» YOUR TASK:
Leave out every picture, then transcribe the rest of the listing exactly.

+===+

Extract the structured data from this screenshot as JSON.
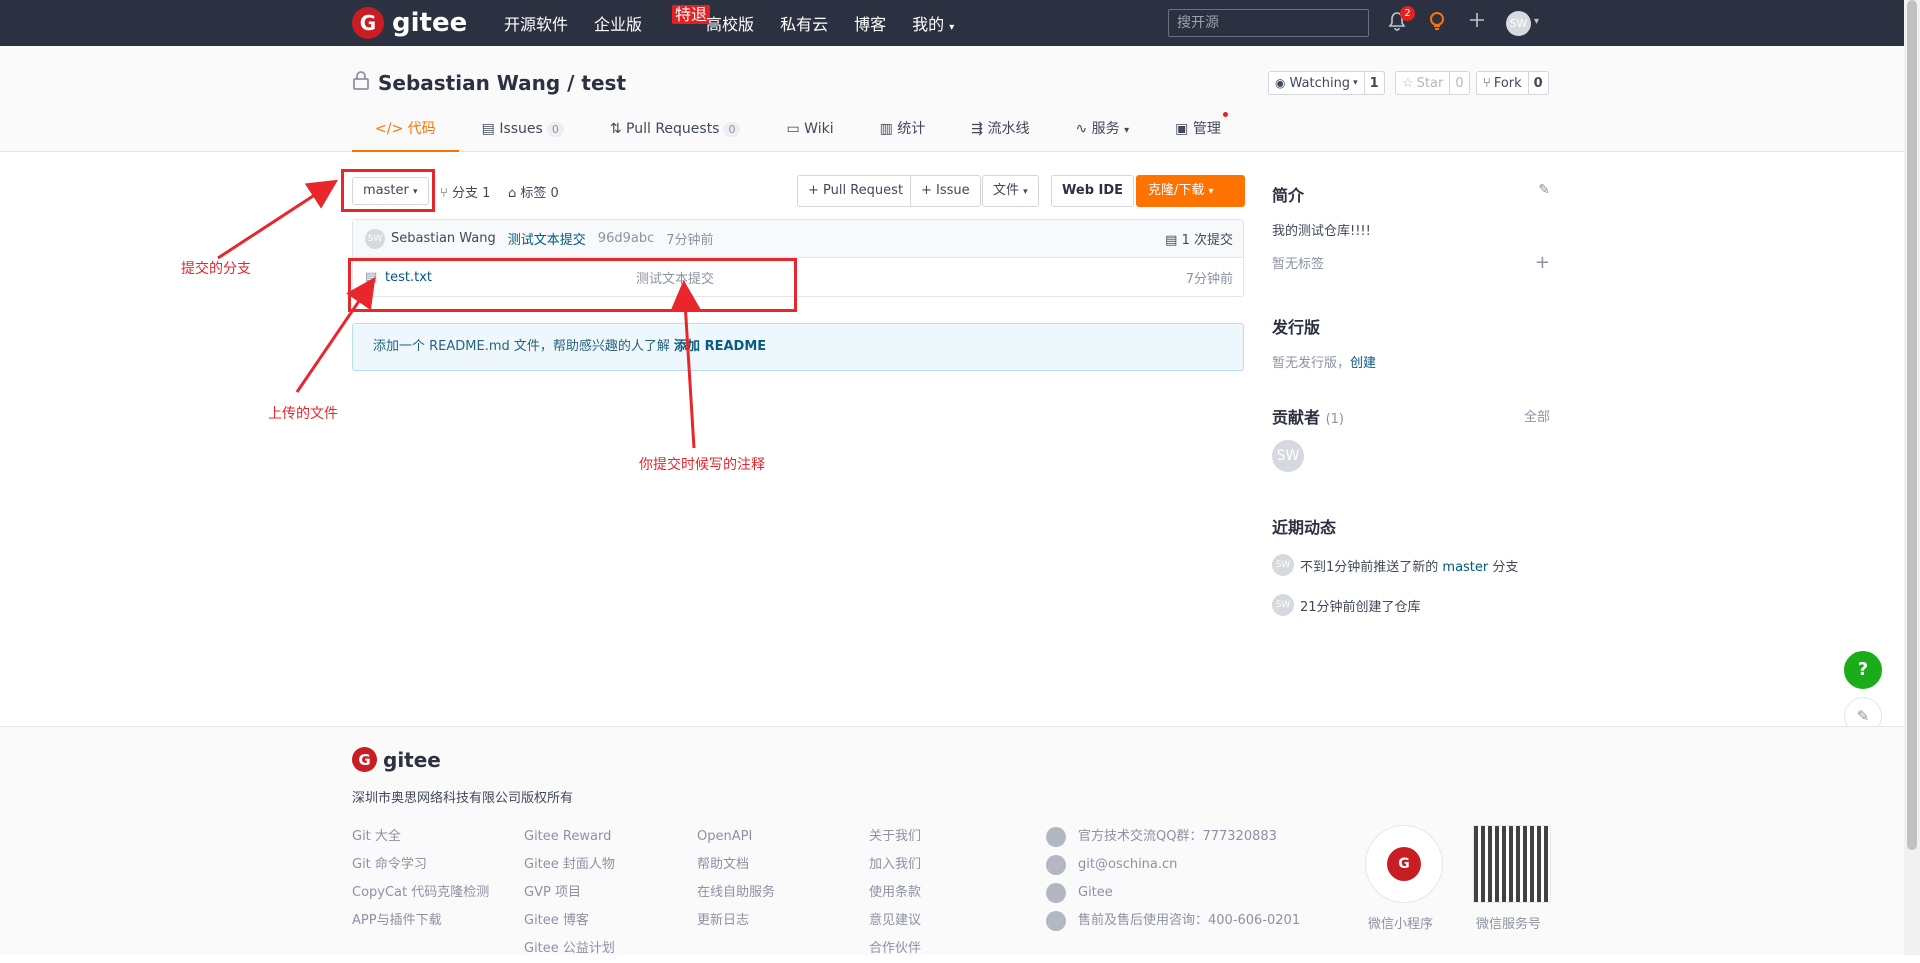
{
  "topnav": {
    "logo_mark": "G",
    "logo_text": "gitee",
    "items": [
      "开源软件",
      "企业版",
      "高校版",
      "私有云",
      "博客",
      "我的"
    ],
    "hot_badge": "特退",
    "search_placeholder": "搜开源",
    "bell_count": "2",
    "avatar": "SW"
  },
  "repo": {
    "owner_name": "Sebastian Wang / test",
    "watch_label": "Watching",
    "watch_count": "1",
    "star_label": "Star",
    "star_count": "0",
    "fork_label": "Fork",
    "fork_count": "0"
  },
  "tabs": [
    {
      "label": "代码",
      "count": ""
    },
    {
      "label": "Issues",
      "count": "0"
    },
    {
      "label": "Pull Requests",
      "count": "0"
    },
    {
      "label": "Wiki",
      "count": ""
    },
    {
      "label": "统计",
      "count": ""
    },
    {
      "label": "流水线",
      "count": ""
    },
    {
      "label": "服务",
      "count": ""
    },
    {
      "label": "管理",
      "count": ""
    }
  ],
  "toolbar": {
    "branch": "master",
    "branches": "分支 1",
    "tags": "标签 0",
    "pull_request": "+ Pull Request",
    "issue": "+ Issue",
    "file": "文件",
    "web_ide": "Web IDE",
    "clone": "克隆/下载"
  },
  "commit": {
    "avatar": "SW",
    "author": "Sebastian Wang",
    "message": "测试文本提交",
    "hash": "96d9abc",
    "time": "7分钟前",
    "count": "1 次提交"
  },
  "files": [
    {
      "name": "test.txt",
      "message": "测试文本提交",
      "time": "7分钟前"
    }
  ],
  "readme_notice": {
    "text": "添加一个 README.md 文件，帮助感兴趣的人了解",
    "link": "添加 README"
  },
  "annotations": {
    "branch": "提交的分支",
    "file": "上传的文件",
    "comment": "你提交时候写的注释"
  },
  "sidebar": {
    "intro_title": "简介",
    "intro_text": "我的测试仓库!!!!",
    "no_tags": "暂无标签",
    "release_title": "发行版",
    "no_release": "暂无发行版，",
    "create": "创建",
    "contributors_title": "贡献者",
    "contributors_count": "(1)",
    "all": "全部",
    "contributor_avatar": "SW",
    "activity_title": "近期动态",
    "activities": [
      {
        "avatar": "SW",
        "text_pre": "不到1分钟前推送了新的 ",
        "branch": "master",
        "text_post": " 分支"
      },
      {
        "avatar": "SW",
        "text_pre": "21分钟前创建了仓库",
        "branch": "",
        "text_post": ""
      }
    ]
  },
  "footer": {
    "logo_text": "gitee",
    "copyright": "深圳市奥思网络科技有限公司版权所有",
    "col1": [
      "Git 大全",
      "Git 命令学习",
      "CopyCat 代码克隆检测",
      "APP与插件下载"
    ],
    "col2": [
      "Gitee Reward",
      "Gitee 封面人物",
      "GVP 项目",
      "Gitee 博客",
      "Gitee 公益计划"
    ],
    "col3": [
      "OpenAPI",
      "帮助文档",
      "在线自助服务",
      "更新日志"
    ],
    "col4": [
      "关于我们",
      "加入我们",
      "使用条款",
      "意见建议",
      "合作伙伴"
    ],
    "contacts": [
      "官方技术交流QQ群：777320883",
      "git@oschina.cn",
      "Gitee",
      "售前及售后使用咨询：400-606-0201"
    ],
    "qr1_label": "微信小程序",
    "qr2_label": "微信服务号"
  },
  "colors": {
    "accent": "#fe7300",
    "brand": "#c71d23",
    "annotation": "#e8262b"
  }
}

+===+

» SOLUTION:
Extract the structured data from this screenshot as JSON.
{
  "topnav": {
    "logo_mark": "G",
    "logo_text": "gitee",
    "items": [
      "开源软件",
      "企业版",
      "高校版",
      "私有云",
      "博客",
      "我的"
    ],
    "hot_badge": "特退",
    "search_placeholder": "搜开源",
    "bell_count": "2",
    "avatar": "SW"
  },
  "repo": {
    "owner_name": "Sebastian Wang / test",
    "watch_label": "Watching",
    "watch_count": "1",
    "star_label": "Star",
    "star_count": "0",
    "fork_label": "Fork",
    "fork_count": "0"
  },
  "tabs": [
    {
      "label": "代码",
      "count": ""
    },
    {
      "label": "Issues",
      "count": "0"
    },
    {
      "label": "Pull Requests",
      "count": "0"
    },
    {
      "label": "Wiki",
      "count": ""
    },
    {
      "label": "统计",
      "count": ""
    },
    {
      "label": "流水线",
      "count": ""
    },
    {
      "label": "服务",
      "count": ""
    },
    {
      "label": "管理",
      "count": ""
    }
  ],
  "toolbar": {
    "branch": "master",
    "branches": "分支 1",
    "tags": "标签 0",
    "pull_request": "+ Pull Request",
    "issue": "+ Issue",
    "file": "文件",
    "web_ide": "Web IDE",
    "clone": "克隆/下载"
  },
  "commit": {
    "avatar": "SW",
    "author": "Sebastian Wang",
    "message": "测试文本提交",
    "hash": "96d9abc",
    "time": "7分钟前",
    "count": "1 次提交"
  },
  "files": [
    {
      "name": "test.txt",
      "message": "测试文本提交",
      "time": "7分钟前"
    }
  ],
  "readme_notice": {
    "text": "添加一个 README.md 文件，帮助感兴趣的人了解",
    "link": "添加 README"
  },
  "annotations": {
    "branch": "提交的分支",
    "file": "上传的文件",
    "comment": "你提交时候写的注释"
  },
  "sidebar": {
    "intro_title": "简介",
    "intro_text": "我的测试仓库!!!!",
    "no_tags": "暂无标签",
    "release_title": "发行版",
    "no_release": "暂无发行版，",
    "create": "创建",
    "contributors_title": "贡献者",
    "contributors_count": "(1)",
    "all": "全部",
    "contributor_avatar": "SW",
    "activity_title": "近期动态",
    "activities": [
      {
        "avatar": "SW",
        "text_pre": "不到1分钟前推送了新的 ",
        "branch": "master",
        "text_post": " 分支"
      },
      {
        "avatar": "SW",
        "text_pre": "21分钟前创建了仓库",
        "branch": "",
        "text_post": ""
      }
    ]
  },
  "footer": {
    "logo_text": "gitee",
    "copyright": "深圳市奥思网络科技有限公司版权所有",
    "col1": [
      "Git 大全",
      "Git 命令学习",
      "CopyCat 代码克隆检测",
      "APP与插件下载"
    ],
    "col2": [
      "Gitee Reward",
      "Gitee 封面人物",
      "GVP 项目",
      "Gitee 博客",
      "Gitee 公益计划"
    ],
    "col3": [
      "OpenAPI",
      "帮助文档",
      "在线自助服务",
      "更新日志"
    ],
    "col4": [
      "关于我们",
      "加入我们",
      "使用条款",
      "意见建议",
      "合作伙伴"
    ],
    "contacts": [
      "官方技术交流QQ群：777320883",
      "git@oschina.cn",
      "Gitee",
      "售前及售后使用咨询：400-606-0201"
    ],
    "qr1_label": "微信小程序",
    "qr2_label": "微信服务号"
  },
  "colors": {
    "accent": "#fe7300",
    "brand": "#c71d23",
    "annotation": "#e8262b"
  }
}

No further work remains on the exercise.